> GIVEN INSTRUCTION:
Among the entries, which lines carry the string "하나님께서"? Copy each of them.

> Dataset entries:
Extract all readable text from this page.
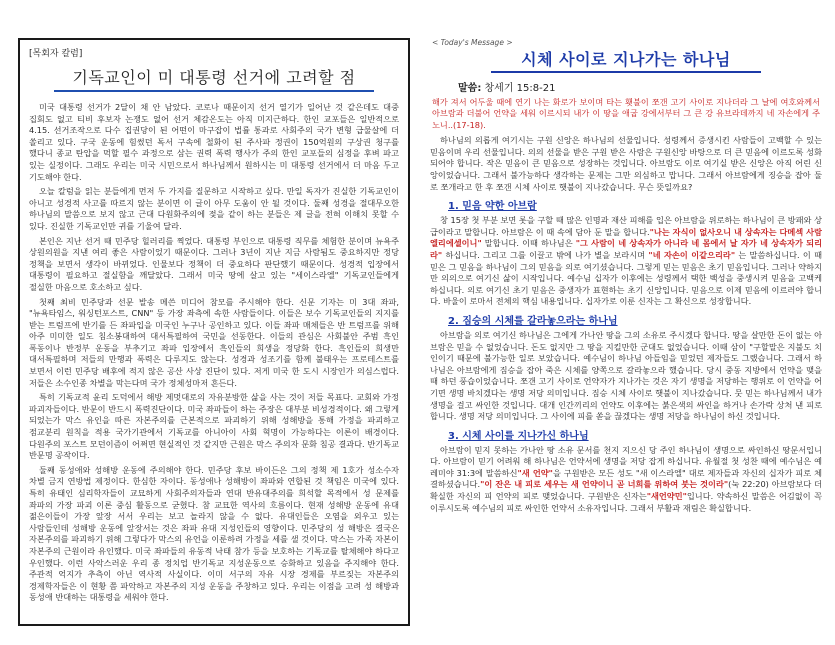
[목회자 칼럼]
기독교인이 미 대통령 선거에 고려할 점

미국 대통령 선거가 2달이 채 안 남았다. 코로나 때문이지 선거 열기가 일어난 것 같은데도 대중 집회도 없고 티비 후보자 논쟁도 없어 선거 체감온도는 아직 미지근하다. 한인 교포들은 일반적으로 4.15. 선거조작으로 다수 집권당이 된 어떤이 마구잡이 법률 통과로 사회주의 국가 변형 급물살에 더 쏠리고 있다. 구국 운동에 힘썼던 독서 구속에 철화이 된 주사파 정권이 150억원의 구상권 청구를 했다니 종교 탄압을 먹할 필수 과정으로 삼는 권력 폭력 행사가 주의 한인 교포들의 심정을 후벼 파고 있는 실정이다. 그래도 우리는 미국 시민으로서 하나님께서 원하시는 미 대통령 선거에서 더 마음 두고 기도해야 한다.

오늘 칼럼을 읽는 분들에게 먼저 두 가지를 질문하고 시작하고 싶다. 만일 독자가 진실한 기독교인이 아니고 성경적 사고를 따르지 않는 분이면 이 글이 아무 도움이 안 될 것이다. 둘째 성경을 절대무오한 하나님의 말씀으로 보지 않고 근대 다원화주의에 젖을 같이 하는 분들은 제 글을 전혀 이해치 못할 수 있다. 진실한 기독교인만 귀를 기울여 달라.

본인은 지난 선거 때 민주당 힐러리를 찍었다. 대통령 부인으로 대통령 직무를 체험한 분이며 뉴욕주 상원의원을 지낸 여리 좋은 사람이었기 때문이다. 그러나 3년이 지난 지금 사람됨도 중요하지만 정당 정책을 보면서 생각이 바뀌었다. 인물보다 정책이 더 중요하다 판단했기 때문이다. 성경적 입장에서 대통령이 필요하고 절실함을 깨달았다. 그래서 미국 땅에 살고 있는 "세이스라엘" 기독교인들에게 절실한 마음으로 호소하고 싶다.

첫째 최비 민주당과 선문 발송 메쓴 미디어 참모를 주시해야 한다. 신문 기자는 미 3대 좌파, "뉴욕타임스, 워싱턴포스트, CNN" 등 가장 좌측에 속한 사람들이다. 이들은 보수 기독교인들의 지지를 받는 트럼프에 반기를 든 좌파입을 미국인 누구나 공인하고 있다. 이들 좌파 매체들은 반 트럼프를 위해 아주 미미한 일도 침소봉대하여 대서특필하여 국민을 선동한다. 이들의 관심은 사회불안 주범 흑인 폭동이나 반정부 운동을 부추기고 좌파 입장에서 흑인들의 희생을 정당화 한다. 흑인들의 희생만 대서특필하며 저들의 만행과 폭력은 다루지도 않는다. 성경과 성조기를 함께 불태우는 프로테스트를 보면서 이런 민주당 배후에 적지 않은 공산 사상 진단이 있다. 저게 미국 한 도시 시장인가 의심스럽다. 저들은 소수인종 차별을 막는다며 국가 정체성마저 흔든다.

특히 기독교적 윤리 도덕에서 해방 제멋대로의 자유분방한 삶을 사는 것이 저들 목표다. 교회와 가정 파괴자들이다. 반문이 반드시 폭력진단이다. 미국 좌파들이 하는 주장은 대부분 비성경적이다. 왜 그렇게 되었는가 막스 유인을 따른 자본주의를 근본적으로 파괴하기 위해 성해방을 통해 가정을 파괴하고 점교분리 원칙을 적용 국가기관에서 기독교를 아니아이 사회 혁명이 가능하다는 이론이 배경이다. 다원주의 포스트 모던이즘이 어쩌면 현실적인 것 같지만 근원은 막스 주의자 문화 침공 결과다. 반기독교 반문명 공작이다.

둘째 동성애와 성해방 운동에 주의해야 한다. 민주당 후보 바이든은 그의 정책 제 1호가 성소수자 차별 금지 연방법 제정이다. 한심한 자이다. 동성애나 성해방이 좌파와 연합된 것 책임은 미국에 있다. 특히 유태인 심리학자들이 교묘하게 사회주의자들과 연대 반유대주의를 희석할 목적에서 성 문제를 좌파의 가장 파괴 이론 중심 활동으로 굳혔다. 참 교묘한 역사의 흐름이다. 현재 성해방 운동에 유대 젊은이들이 가장 앞장 서서 우리는 보고 놀라지 않을 수 없다. 유대인들은 오염을 외우고 있는 사람들인데 성해방 운동에 앞장서는 것은 좌파 유대 지성인들의 영향이다. 민주당의 성 해방은 결국은 자본주의를 파괴하기 위해 그렇다가 막스의 유언을 이룬하려 가정을 세를 샐 것이다. 막스는 가족 자본이 자본주의 근원이라 유인했다. 미국 좌파들의 유동적 낙태 참가 등을 보호하는 기독교를 탈체해야 하다고 우인했다. 이런 사악스러운 우리 종 정치업 반기독교 지성운동으로 승화하고 있음을 주지해야 한다. 주관적 억지가 추측이 아닌 역사적 사실이다. 이미 서구의 자유 시장 경제를 부르짖는 자본주의 경제학자들은 이 현황 쯤 파악하고 자본주의 지성 운동을 주창하고 있다. 우리는 이점을 고려 성 해방과 동성애 반대하는 대통령을 세워야 한다.

< Today's Message >
시체 사이로 지나가는 하나님
말씀: 창세기 15:8-21
해가 져서 어두울 때에 연기 나는 화로가 보이며 타는 횃불이 쪼갠 고기 사이로 지나더라 그 날에 여호와께서 아브람과 더불어 언약을 세워 이르시되 내가 이 땅을 애굽 강에서부터 그 큰 강 유브라데까지 네 자손에게 주노니..(17-18).

하나님의 의롭게 여기시는 구원 신앙은 하나님의 선물입니다. 성령께서 증생시킨 사람들이 고백할 수 있는 믿음이며 우리 선물입니다. 의의 선물을 받은 구원 받은 사람은 구원신앙 바탕으로 더 큰 믿음에 이르도록 성화되어야 합니다. 작은 믿음이 큰 믿음으로 성장하는 것입니다. 아브람도 이로 여기실 받은 신앙은 아직 어린 신앙이었습니다. 그래서 불가능하다 생각하는 문제는 그만 의심하고 맙니다. 그래서 아브람에게 징승을 잡아 둘로 쪼개라고 한 후 쪼갠 시체 사이로 햇불이 지나갔습니다. 무슨 뜻일까요?

1. 믿음 약한 아브람

창 15장 첫 부분 보면 롯을 구할 때 많은 인명과 재산 피해를 입은 아브람을 위로하는 하나님이 큰 방패와 상급이라고 말합니다. 아브람은 이 때 속에 담아 둔 말을 합니다."나는 자식이 없사오니 내 상속자는 다메섹 사람 엘리에셀이니" 말합니다. 이때 하나님은 "그 사람이 네 상속자가 아니라 네 몸에서 날 자가 네 상속자가 되리라" 하십니다. 그리고 그를 이끌고 밖에 나가 별을 보라시며 "네 자손이 이같으리라" 는 말씀하십니다. 이 때 믿은 그 믿음을 하나님이 그의 믿음을 의로 여기셨습니다. 그렇게 믿는 믿음은 초기 믿음입니다. 그러나 약하지만 의의으로 여기신 삶이 시작입니다. 예수님 십자가 이후에는 성령께서 택한 백성을 중생시켜 믿음을 고백케 하십니다. 의로 여기신 초기 믿음은 중생자가 표현하는 초기 신앙입니다. 믿음으로 이제 믿음에 이르러야 합니다. 바울이 로마서 전체의 핵심 내용입니다. 십자가로 이룬 신자는 그 확신으로 성장합니다.

2. 짐승의 시체를 갈라놓으라는 하나님

아브람을 의로 여기신 하나님은 그에게 가나안 땅을 그의 소유로 주시겠다 합니다. 땅을 살만한 돈이 없는 아브람은 믿을 수 없었습니다. 돈도 없지만 그 땅을 지킬만한 군대도 없었습니다. 이때 삼이 "구할말은 지불도 치인이기 때문에 불가능한 일로 보았습니다. 예수님이 하나님 아들임을 믿었던 제자들도 그랬습니다. 그래서 하나님은 아브람에게 짐승을 잡아 죽은 시체를 양쪽으로 갈라놓으라 했습니다. 당시 중동 지방에서 언약을 맺을 때 하던 풍습이었습니다. 쪼갠 고기 사이로 언약자가 지나가는 것은 자기 생명을 저당하는 행위로 이 언약을 어기면 생명 바치겠다는 생명 저당 의미입니다. 짐승 시체 사이로 햇불이 지나갔습니다. 뭇 믿는 하나님께서 내가 생명을 걸고 싸인한 것입니다. 대개 인간끼리의 언약도 이후에는 붉은색의 싸인을 하거나 손가락 상처 낸 피로 합니다. 생명 저당 의미입니다. 그 사이에 피를 쏟을 끊겠다는 생명 저당을 하나님이 하신 것입니다.

3. 시체 사이를 지나가신 하나님

아브람이 믿지 못하는 가나안 땅 소유 문서를 천지 지으신 당 주인 하나님이 생명으로 싸인하신 땅문서입니다. 아브람이 믿기 어려워 해 하나님은 언약서에 생명을 저당 잡게 하십니다. 유월절 첫 성찬 때에 예수님은 예레미야 31:3에 말씀하신"새 언약"을 구원받은 모든 성도 "새 이스라엘" 대로 제자들과 자신의 십자가 피로 체결하셨습니다."이 잔은 내 피로 세우는 새 언약이니 곧 너희를 위하여 붓는 것이라"(눅 22:20) 아브람보다 더 확실한 자신의 피 언약의 피로 맺었습니다. 구원받은 신자는"새언약민"입니다. 약속하신 말씀은 어김없이 꼭 이루시도록 예수님의 피로 싸인한 언약서 소유자입니다. 그래서 부활과 재림은 확실합니다.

> WRITTEN ANSWER:
미국 대통령 선거가 2달이 채 안 남았다. 코로나 때문이지 선거 열기가 일어난 것 같은데도 대중 집회도 없고 티비 후보자 논쟁도 없어 선거 체감온도는 아직 미지근하다. 한인 교포들은 일반적으로 4.15. 선거조작으로 다수 집권당이 된 어떤이 마구잡이 법률 통과로 사회주의 국가 변형 급물살에 더 쏠리고 있다. 구국 운동에 힘썼던 독서 구속에 철화이 된 주사파 정권이 150억원의 구상권 청구를 했다니 종교 탄압을 먹할 필수 과정으로 삼는 권력 폭력 행사가 주의 한인 교포들의 심정을 후벼 파고 있는 실정이다. 그래도 우리는 미국 시민으로서 하나님께서 원하시는 미 대통령 선거에서 더 마음 두고 기도해야 한다.
아브람을 의로 여기신 하나님은 그에게 가나안 땅을 그의 소유로 주시겠다 합니다. 땅을 살만한 돈이 없는 아브람은 믿을 수 없었습니다. 돈도 없지만 그 땅을 지킬만한 군대도 없었습니다. 이때 삼이 "구할말은 지불도 치인이기 때문에 불가능한 일로 보았습니다. 예수님이 하나님 아들임을 믿었던 제자들도 그랬습니다. 그래서 하나님은 아브람에게 짐승을 잡아 죽은 시체를 양쪽으로 갈라놓으라 했습니다. 당시 중동 지방에서 언약을 맺을 때 하던 풍습이었습니다. 쪼갠 고기 사이로 언약자가 지나가는 것은 자기 생명을 저당하는 행위로 이 언약을 어기면 생명 바치겠다는 생명 저당 의미입니다. 짐승 시체 사이로 햇불이 지나갔습니다. 뭇 믿는 하나님께서 내가 생명을 걸고 싸인한 것입니다. 대개 인간끼리의 언약도 이후에는 붉은색의 싸인을 하거나 손가락 상처 낸 피로 합니다. 생명 저당 의미입니다. 그 사이에 피를 쏟을 끊겠다는 생명 저당을 하나님이 하신 것입니다.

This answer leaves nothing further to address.